- [EXERCISE MATERIALS]
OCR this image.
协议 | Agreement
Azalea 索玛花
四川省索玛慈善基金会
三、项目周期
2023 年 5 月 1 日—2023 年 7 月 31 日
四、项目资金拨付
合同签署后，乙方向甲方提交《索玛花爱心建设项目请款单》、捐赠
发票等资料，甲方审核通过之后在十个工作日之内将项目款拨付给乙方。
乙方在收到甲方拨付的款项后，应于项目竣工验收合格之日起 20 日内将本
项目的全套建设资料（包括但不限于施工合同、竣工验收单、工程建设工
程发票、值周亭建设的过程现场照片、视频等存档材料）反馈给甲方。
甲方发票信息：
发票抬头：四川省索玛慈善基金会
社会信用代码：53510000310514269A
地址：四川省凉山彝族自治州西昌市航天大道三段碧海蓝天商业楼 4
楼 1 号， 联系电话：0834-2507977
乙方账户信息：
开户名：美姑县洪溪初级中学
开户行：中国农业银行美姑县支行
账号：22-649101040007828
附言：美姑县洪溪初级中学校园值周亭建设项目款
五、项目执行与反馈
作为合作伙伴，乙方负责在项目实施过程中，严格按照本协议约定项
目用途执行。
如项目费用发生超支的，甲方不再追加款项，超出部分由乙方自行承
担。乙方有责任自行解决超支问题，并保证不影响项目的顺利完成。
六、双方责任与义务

...

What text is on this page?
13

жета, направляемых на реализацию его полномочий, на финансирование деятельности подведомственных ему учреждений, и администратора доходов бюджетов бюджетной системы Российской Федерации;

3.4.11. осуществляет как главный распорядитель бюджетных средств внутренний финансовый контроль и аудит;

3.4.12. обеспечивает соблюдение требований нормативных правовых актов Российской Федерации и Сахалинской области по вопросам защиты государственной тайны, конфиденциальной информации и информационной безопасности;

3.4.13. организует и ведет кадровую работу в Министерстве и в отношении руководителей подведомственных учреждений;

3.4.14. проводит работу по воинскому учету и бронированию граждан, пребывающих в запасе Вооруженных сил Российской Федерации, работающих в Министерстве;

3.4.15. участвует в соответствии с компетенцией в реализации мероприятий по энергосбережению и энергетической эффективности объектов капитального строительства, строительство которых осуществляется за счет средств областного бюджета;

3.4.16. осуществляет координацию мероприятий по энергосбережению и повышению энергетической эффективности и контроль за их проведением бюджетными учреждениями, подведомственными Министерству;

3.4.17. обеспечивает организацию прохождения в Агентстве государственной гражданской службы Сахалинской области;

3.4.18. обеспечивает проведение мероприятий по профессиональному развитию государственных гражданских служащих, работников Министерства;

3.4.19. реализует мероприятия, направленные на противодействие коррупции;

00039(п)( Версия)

--

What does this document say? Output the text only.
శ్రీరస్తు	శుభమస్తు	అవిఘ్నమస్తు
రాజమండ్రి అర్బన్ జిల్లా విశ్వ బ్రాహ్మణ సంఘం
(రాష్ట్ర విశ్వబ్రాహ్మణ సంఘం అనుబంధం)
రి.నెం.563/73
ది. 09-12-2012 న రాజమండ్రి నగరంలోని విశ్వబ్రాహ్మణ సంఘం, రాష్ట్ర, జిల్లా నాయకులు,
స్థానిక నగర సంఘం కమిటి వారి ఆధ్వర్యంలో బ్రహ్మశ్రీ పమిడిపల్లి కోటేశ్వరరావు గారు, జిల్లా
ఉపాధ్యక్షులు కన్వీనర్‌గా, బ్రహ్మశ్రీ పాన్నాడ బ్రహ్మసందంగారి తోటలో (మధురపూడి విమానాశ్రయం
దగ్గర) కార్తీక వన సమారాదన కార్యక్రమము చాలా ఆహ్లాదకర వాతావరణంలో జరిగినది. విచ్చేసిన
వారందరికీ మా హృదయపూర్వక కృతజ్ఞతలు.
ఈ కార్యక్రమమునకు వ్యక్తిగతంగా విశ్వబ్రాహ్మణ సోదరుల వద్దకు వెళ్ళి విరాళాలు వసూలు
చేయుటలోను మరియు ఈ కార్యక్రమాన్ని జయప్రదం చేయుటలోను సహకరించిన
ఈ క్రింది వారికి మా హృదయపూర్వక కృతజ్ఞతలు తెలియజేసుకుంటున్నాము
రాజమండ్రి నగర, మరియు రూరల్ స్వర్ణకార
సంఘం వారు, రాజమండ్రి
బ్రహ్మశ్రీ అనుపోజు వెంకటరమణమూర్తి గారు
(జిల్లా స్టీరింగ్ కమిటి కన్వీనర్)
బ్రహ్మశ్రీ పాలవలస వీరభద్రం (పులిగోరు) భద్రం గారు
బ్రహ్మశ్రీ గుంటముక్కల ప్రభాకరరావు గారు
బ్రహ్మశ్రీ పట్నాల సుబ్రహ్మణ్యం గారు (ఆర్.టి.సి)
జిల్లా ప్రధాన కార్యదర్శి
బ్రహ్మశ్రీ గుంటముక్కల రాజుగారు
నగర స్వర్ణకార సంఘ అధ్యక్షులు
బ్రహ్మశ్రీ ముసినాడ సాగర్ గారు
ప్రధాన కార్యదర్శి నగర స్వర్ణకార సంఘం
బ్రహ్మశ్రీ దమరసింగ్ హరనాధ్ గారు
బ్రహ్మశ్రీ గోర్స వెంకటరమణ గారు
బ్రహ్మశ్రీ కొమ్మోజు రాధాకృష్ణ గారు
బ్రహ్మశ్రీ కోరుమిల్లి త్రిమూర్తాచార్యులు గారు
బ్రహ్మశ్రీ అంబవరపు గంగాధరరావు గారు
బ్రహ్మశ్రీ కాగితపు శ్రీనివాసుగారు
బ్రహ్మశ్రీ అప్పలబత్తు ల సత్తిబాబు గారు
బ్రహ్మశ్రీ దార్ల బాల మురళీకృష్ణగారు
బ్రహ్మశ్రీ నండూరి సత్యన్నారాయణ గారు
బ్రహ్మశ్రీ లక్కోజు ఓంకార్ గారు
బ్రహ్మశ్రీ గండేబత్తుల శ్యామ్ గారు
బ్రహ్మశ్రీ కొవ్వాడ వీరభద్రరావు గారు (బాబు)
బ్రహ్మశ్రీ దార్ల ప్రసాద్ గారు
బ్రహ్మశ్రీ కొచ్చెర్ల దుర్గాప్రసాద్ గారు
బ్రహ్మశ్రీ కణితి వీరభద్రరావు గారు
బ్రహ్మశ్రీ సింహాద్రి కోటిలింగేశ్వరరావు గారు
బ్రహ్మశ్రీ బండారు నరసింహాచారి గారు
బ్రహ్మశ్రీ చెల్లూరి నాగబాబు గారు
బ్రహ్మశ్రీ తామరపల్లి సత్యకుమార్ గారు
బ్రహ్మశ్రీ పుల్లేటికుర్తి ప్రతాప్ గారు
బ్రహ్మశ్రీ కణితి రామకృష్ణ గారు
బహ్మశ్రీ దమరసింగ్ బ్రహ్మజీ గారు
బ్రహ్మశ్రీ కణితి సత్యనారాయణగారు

- [DIRECTIONS] Gather up the lines containing the word "учреждений" from these records and copy them.

- [RESPONSE TO THE EXERCISE]
жета, направляемых на реализацию его полномочий, на финансирование деятельности подведомственных ему учреждений, и администратора доходов бюджетов бюджетной системы Российской Федерации;
3.4.13. организует и ведет кадровую работу в Министерстве и в отношении руководителей подведомственных учреждений;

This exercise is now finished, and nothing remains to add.